**SHORT PROBLEM**:
Collect every line that includes the string "阅读给定资料".

Begin DATA LISTING

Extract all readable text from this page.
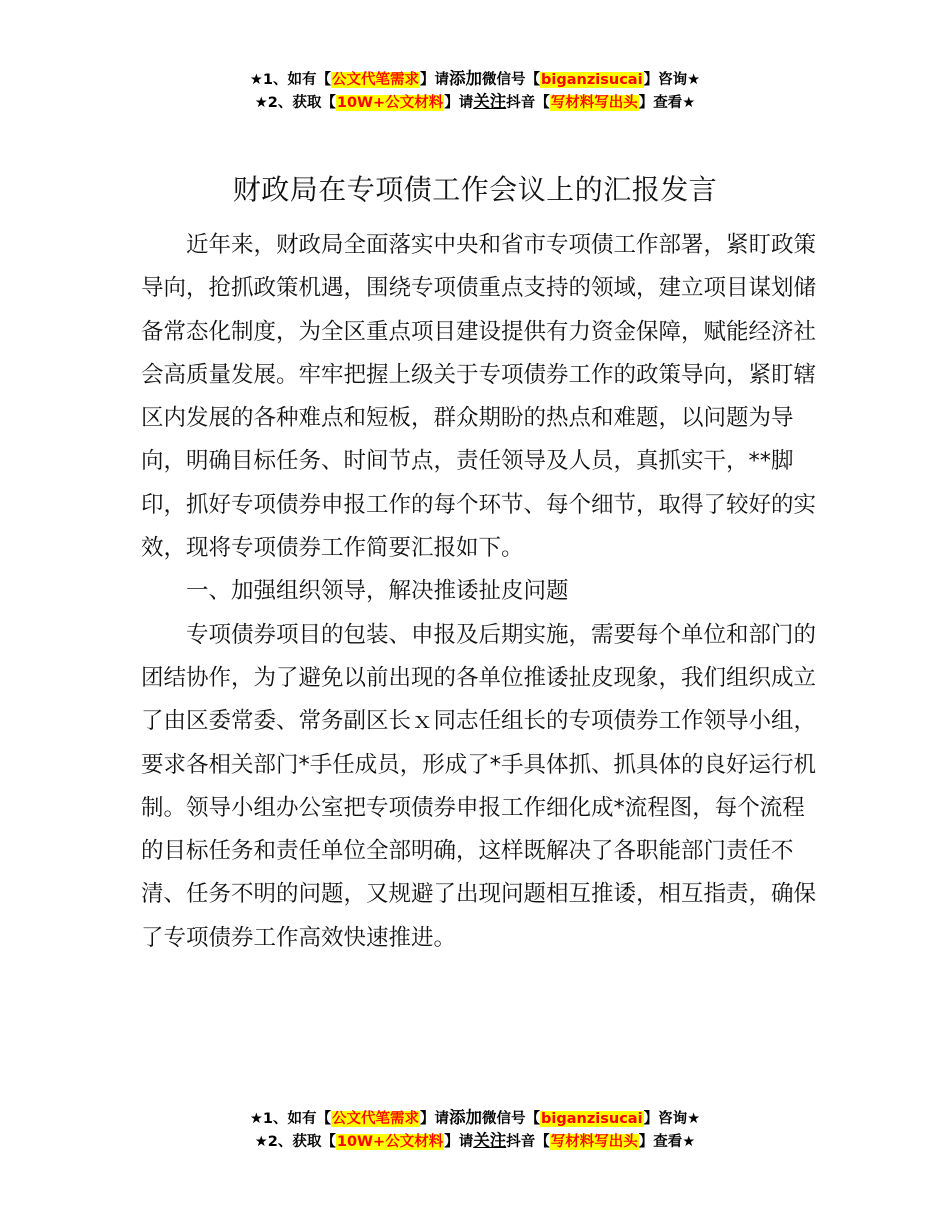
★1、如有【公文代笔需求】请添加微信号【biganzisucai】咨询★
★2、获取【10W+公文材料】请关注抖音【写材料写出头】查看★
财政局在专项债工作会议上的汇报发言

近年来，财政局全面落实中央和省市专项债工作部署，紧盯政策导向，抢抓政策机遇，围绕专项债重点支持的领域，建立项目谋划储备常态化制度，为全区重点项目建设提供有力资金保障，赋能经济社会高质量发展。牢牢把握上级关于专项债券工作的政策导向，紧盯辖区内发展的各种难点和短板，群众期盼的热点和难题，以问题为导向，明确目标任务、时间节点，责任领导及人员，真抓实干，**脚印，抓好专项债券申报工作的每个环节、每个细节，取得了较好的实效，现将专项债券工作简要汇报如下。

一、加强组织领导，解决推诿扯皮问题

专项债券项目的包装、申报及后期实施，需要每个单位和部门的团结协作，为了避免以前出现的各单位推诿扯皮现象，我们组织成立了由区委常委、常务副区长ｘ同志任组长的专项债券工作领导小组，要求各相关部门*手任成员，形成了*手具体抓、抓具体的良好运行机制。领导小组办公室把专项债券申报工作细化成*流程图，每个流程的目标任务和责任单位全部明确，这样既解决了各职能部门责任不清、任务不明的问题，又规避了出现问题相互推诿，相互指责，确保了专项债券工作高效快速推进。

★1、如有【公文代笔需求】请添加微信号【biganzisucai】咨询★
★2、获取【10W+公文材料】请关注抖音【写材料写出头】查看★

End DATA LISTING
Begin DATA LISTING

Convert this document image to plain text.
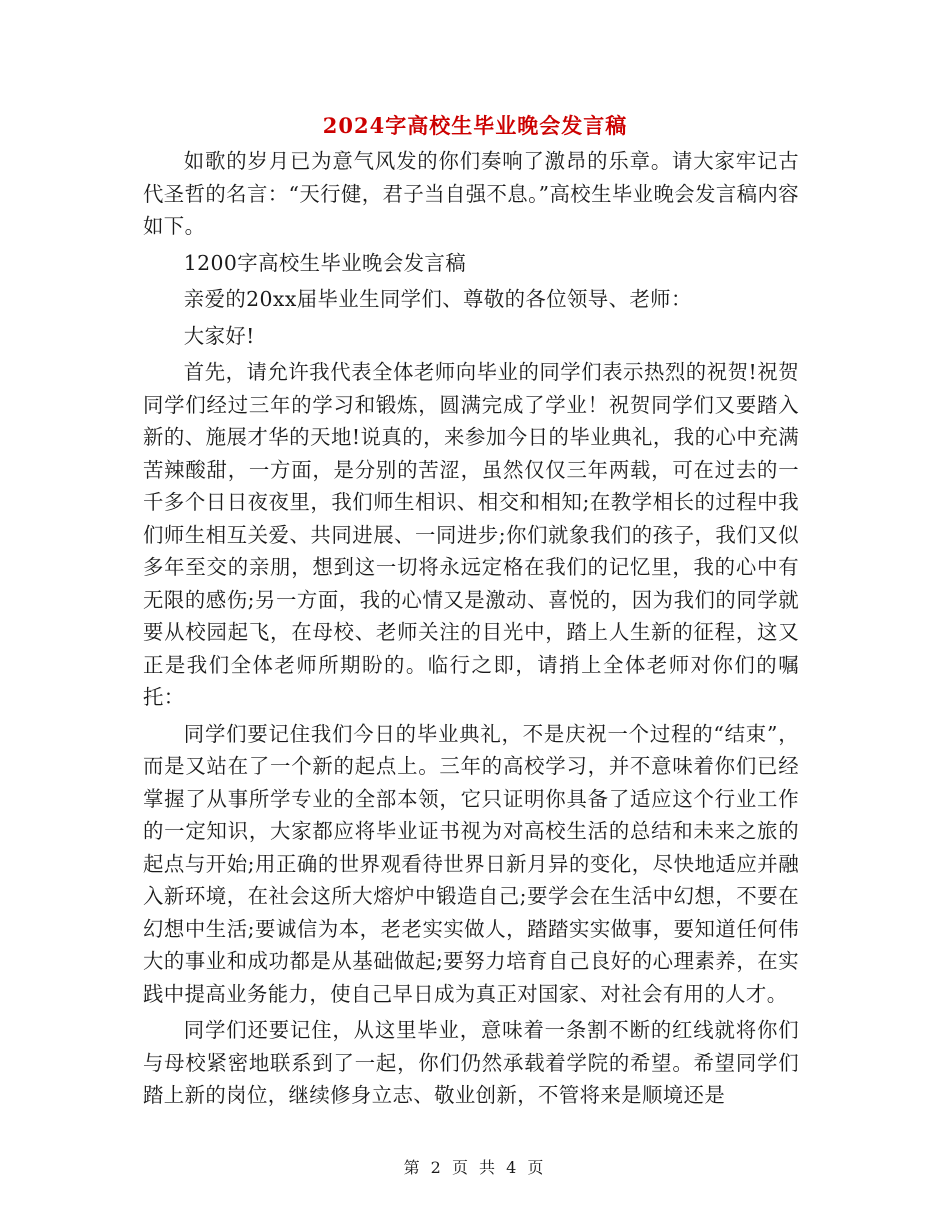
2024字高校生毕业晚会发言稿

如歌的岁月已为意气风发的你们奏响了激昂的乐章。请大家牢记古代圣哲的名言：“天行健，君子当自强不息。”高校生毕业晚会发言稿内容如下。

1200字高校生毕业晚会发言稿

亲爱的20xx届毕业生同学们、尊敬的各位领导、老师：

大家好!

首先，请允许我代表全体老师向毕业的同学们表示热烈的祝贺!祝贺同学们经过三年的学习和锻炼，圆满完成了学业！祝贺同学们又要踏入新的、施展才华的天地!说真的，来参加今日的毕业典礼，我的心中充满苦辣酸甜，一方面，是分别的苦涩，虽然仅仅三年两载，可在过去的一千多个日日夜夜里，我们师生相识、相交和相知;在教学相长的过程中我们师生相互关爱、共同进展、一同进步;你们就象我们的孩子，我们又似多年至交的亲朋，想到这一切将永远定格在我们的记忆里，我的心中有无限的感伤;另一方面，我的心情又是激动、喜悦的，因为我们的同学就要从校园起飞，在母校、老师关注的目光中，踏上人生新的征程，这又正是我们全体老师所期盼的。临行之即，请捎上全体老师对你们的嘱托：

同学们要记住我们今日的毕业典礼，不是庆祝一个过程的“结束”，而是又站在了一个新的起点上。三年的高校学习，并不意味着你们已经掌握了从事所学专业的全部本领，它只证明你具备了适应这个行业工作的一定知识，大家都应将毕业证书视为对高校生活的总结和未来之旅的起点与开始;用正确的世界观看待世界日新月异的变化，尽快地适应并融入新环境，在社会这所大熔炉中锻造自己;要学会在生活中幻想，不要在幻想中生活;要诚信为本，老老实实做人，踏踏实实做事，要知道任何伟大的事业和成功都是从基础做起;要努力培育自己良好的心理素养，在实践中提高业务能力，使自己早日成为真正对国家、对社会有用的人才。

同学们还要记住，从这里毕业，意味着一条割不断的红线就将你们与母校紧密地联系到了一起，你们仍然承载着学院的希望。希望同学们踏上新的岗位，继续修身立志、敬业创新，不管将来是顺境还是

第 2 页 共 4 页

End DATA LISTING
Begin DATA LISTING

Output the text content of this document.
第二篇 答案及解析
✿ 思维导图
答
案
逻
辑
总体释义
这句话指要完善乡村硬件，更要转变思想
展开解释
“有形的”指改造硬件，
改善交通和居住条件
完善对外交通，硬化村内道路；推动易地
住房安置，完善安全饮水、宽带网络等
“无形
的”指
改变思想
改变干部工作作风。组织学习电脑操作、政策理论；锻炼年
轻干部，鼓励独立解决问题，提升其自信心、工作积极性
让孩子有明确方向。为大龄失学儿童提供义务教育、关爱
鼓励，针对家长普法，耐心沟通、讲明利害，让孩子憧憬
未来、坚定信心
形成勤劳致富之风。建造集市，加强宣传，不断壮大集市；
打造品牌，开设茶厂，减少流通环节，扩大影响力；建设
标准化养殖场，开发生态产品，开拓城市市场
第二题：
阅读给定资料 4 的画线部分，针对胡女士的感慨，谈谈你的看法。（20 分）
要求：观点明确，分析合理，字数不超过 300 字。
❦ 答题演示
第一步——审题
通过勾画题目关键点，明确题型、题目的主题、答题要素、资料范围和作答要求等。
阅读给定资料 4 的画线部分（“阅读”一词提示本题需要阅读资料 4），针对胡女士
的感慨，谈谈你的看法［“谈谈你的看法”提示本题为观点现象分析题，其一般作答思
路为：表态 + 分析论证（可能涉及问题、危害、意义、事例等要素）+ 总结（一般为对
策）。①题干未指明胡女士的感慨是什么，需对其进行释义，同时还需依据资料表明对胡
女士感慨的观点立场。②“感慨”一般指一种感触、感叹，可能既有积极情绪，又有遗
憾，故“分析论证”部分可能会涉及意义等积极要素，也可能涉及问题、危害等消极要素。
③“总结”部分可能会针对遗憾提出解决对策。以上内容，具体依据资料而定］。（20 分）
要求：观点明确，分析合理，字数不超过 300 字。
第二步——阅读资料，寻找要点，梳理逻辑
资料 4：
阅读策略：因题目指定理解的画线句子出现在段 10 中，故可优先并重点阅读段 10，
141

End DATA LISTING

**RESULT FOR THIS TASK**:
阅读给定资料 4 的画线部分，针对胡女士的感慨，谈谈你的看法。（20 分）
阅读给定资料 4 的画线部分（“阅读”一词提示本题需要阅读资料 4），针对胡女士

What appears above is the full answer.